- [Stated goal]: Pictures do not belong in the copy. Return all of the entries exactly.

- [Data provided]:
— Begin —

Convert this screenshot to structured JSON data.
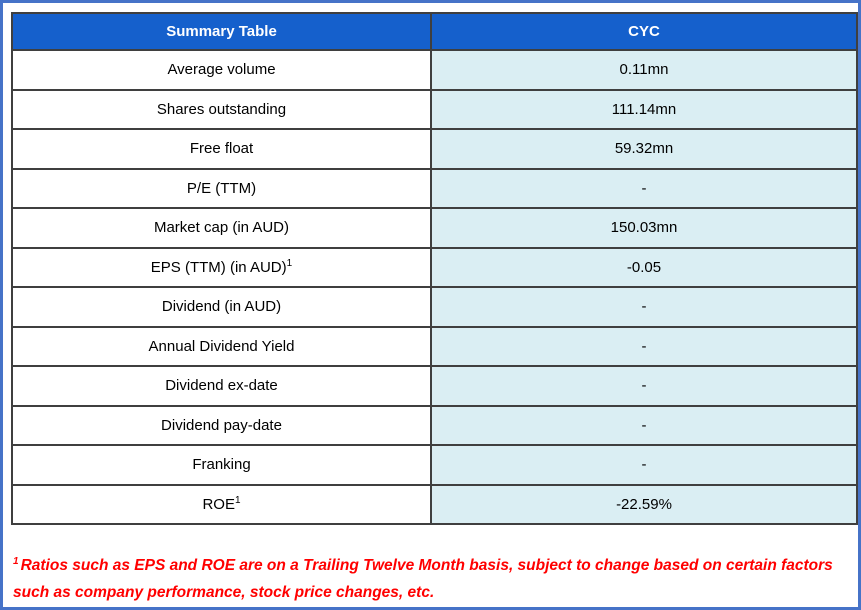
{
  "colors": {
    "header_bg": "#1560CC",
    "header_text": "#FFFFFF",
    "value_cell_bg": "#DAEEF3",
    "label_cell_bg": "#FFFFFF",
    "cell_border": "#3F3F3F",
    "outer_frame": "#4673C8",
    "footnote_text": "#FF0000"
  },
  "table": {
    "header": {
      "left": "Summary Table",
      "right": "CYC"
    },
    "rows": [
      {
        "label": "Average volume",
        "sup": "",
        "value": "0.11mn"
      },
      {
        "label": "Shares outstanding",
        "sup": "",
        "value": "111.14mn"
      },
      {
        "label": "Free float",
        "sup": "",
        "value": "59.32mn"
      },
      {
        "label": "P/E (TTM)",
        "sup": "",
        "value": "-"
      },
      {
        "label": "Market cap (in AUD)",
        "sup": "",
        "value": "150.03mn"
      },
      {
        "label": "EPS (TTM) (in AUD)",
        "sup": "1",
        "value": "-0.05"
      },
      {
        "label": "Dividend (in AUD)",
        "sup": "",
        "value": "-"
      },
      {
        "label": "Annual Dividend Yield",
        "sup": "",
        "value": "-"
      },
      {
        "label": "Dividend ex-date",
        "sup": "",
        "value": "-"
      },
      {
        "label": "Dividend pay-date",
        "sup": "",
        "value": "-"
      },
      {
        "label": "Franking",
        "sup": "",
        "value": "-"
      },
      {
        "label": "ROE",
        "sup": "1",
        "value": "-22.59%"
      }
    ]
  },
  "footnote": {
    "sup": "1",
    "text": "Ratios such as EPS and ROE are on a Trailing Twelve Month basis, subject to change based on certain factors such as company performance, stock price changes, etc."
  },
  "chart_data": {
    "type": "table",
    "title": "Summary Table",
    "columns": [
      "Summary Table",
      "CYC"
    ],
    "rows": [
      [
        "Average volume",
        "0.11mn"
      ],
      [
        "Shares outstanding",
        "111.14mn"
      ],
      [
        "Free float",
        "59.32mn"
      ],
      [
        "P/E (TTM)",
        "-"
      ],
      [
        "Market cap (in AUD)",
        "150.03mn"
      ],
      [
        "EPS (TTM) (in AUD)¹",
        "-0.05"
      ],
      [
        "Dividend (in AUD)",
        "-"
      ],
      [
        "Annual Dividend Yield",
        "-"
      ],
      [
        "Dividend ex-date",
        "-"
      ],
      [
        "Dividend pay-date",
        "-"
      ],
      [
        "Franking",
        "-"
      ],
      [
        "ROE¹",
        "-22.59%"
      ]
    ],
    "footnote": "¹ Ratios such as EPS and ROE are on a Trailing Twelve Month basis, subject to change based on certain factors such as company performance, stock price changes, etc."
  }
}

— End —

- [Complete output]:
Convert this screenshot to structured JSON data.
{
  "colors": {
    "header_bg": "#1560CC",
    "header_text": "#FFFFFF",
    "value_cell_bg": "#DAEEF3",
    "label_cell_bg": "#FFFFFF",
    "cell_border": "#3F3F3F",
    "outer_frame": "#4673C8",
    "footnote_text": "#FF0000"
  },
  "table": {
    "header": {
      "left": "Summary Table",
      "right": "CYC"
    },
    "rows": [
      {
        "label": "Average volume",
        "sup": "",
        "value": "0.11mn"
      },
      {
        "label": "Shares outstanding",
        "sup": "",
        "value": "111.14mn"
      },
      {
        "label": "Free float",
        "sup": "",
        "value": "59.32mn"
      },
      {
        "label": "P/E (TTM)",
        "sup": "",
        "value": "-"
      },
      {
        "label": "Market cap (in AUD)",
        "sup": "",
        "value": "150.03mn"
      },
      {
        "label": "EPS (TTM) (in AUD)",
        "sup": "1",
        "value": "-0.05"
      },
      {
        "label": "Dividend (in AUD)",
        "sup": "",
        "value": "-"
      },
      {
        "label": "Annual Dividend Yield",
        "sup": "",
        "value": "-"
      },
      {
        "label": "Dividend ex-date",
        "sup": "",
        "value": "-"
      },
      {
        "label": "Dividend pay-date",
        "sup": "",
        "value": "-"
      },
      {
        "label": "Franking",
        "sup": "",
        "value": "-"
      },
      {
        "label": "ROE",
        "sup": "1",
        "value": "-22.59%"
      }
    ]
  },
  "footnote": {
    "sup": "1",
    "text": "Ratios such as EPS and ROE are on a Trailing Twelve Month basis, subject to change based on certain factors such as company performance, stock price changes, etc."
  },
  "chart_data": {
    "type": "table",
    "title": "Summary Table",
    "columns": [
      "Summary Table",
      "CYC"
    ],
    "rows": [
      [
        "Average volume",
        "0.11mn"
      ],
      [
        "Shares outstanding",
        "111.14mn"
      ],
      [
        "Free float",
        "59.32mn"
      ],
      [
        "P/E (TTM)",
        "-"
      ],
      [
        "Market cap (in AUD)",
        "150.03mn"
      ],
      [
        "EPS (TTM) (in AUD)¹",
        "-0.05"
      ],
      [
        "Dividend (in AUD)",
        "-"
      ],
      [
        "Annual Dividend Yield",
        "-"
      ],
      [
        "Dividend ex-date",
        "-"
      ],
      [
        "Dividend pay-date",
        "-"
      ],
      [
        "Franking",
        "-"
      ],
      [
        "ROE¹",
        "-22.59%"
      ]
    ],
    "footnote": "¹ Ratios such as EPS and ROE are on a Trailing Twelve Month basis, subject to change based on certain factors such as company performance, stock price changes, etc."
  }
}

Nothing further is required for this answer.